■ REQUIREMENT ■
Check every line of the entries that follow, and copy the ones containing "retweets".

========

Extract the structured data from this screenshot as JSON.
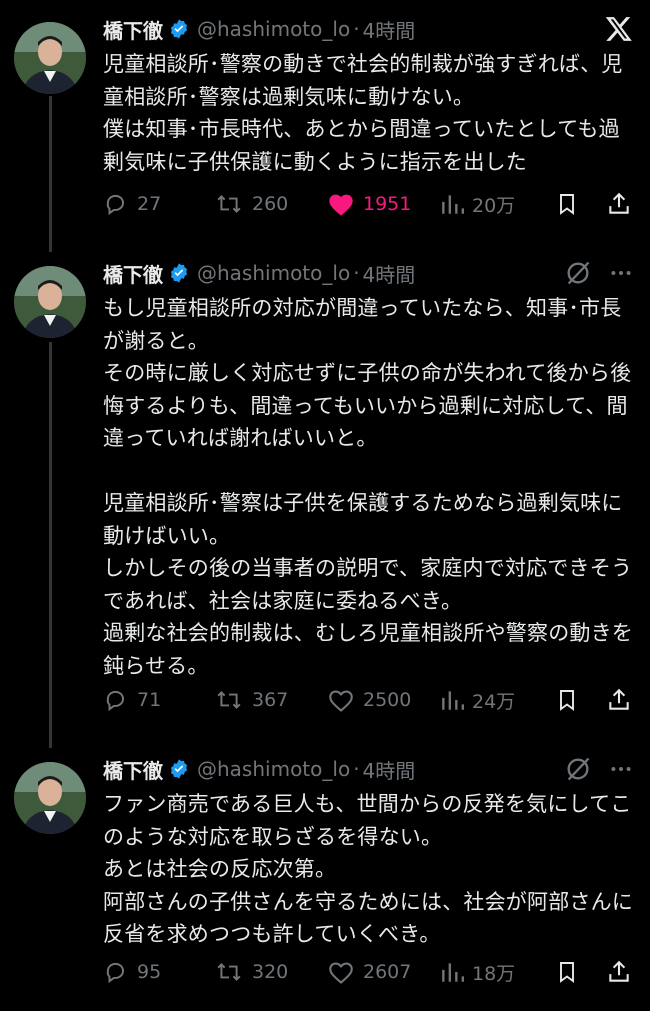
{
  "tweets": [
    {
      "name": "橋下徹",
      "handle": "@hashimoto_lo",
      "separator": "·",
      "time": "4時間",
      "text": "児童相談所･警察の動きで社会的制裁が強すぎれば、児童相談所･警察は過剰気味に動けない。\n僕は知事･市長時代、あとから間違っていたとしても過剰気味に子供保護に動くように指示を出した",
      "replies": "27",
      "retweets": "260",
      "likes": "1951",
      "views": "20万",
      "liked": true,
      "header_icon": "x-logo-icon"
    },
    {
      "name": "橋下徹",
      "handle": "@hashimoto_lo",
      "separator": "·",
      "time": "4時間",
      "text": "もし児童相談所の対応が間違っていたなら、知事･市長が謝ると。\nその時に厳しく対応せずに子供の命が失われて後から後悔するよりも、間違ってもいいから過剰に対応して、間違っていれば謝ればいいと。\n\n児童相談所･警察は子供を保護するためなら過剰気味に動けばいい。\nしかしその後の当事者の説明で、家庭内で対応できそうであれば、社会は家庭に委ねるべき。\n過剰な社会的制裁は、むしろ児童相談所や警察の動きを鈍らせる。",
      "replies": "71",
      "retweets": "367",
      "likes": "2500",
      "views": "24万",
      "liked": false,
      "header_icon": "grok-icon"
    },
    {
      "name": "橋下徹",
      "handle": "@hashimoto_lo",
      "separator": "·",
      "time": "4時間",
      "text": "ファン商売である巨人も、世間からの反発を気にしてこのような対応を取らざるを得ない。\nあとは社会の反応次第。\n阿部さんの子供さんを守るためには、社会が阿部さんに反省を求めつつも許していくべき。",
      "replies": "95",
      "retweets": "320",
      "likes": "2607",
      "views": "18万",
      "liked": false,
      "header_icon": "grok-icon"
    }
  ],
  "colors": {
    "background": "#000000",
    "text": "#e7e9ea",
    "muted": "#71767b",
    "like": "#f91880",
    "verified": "#1d9bf0"
  }
}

========

■ ANSWER TO THE EXERCISE ■
      "retweets": "260",
      "retweets": "367",
      "retweets": "320",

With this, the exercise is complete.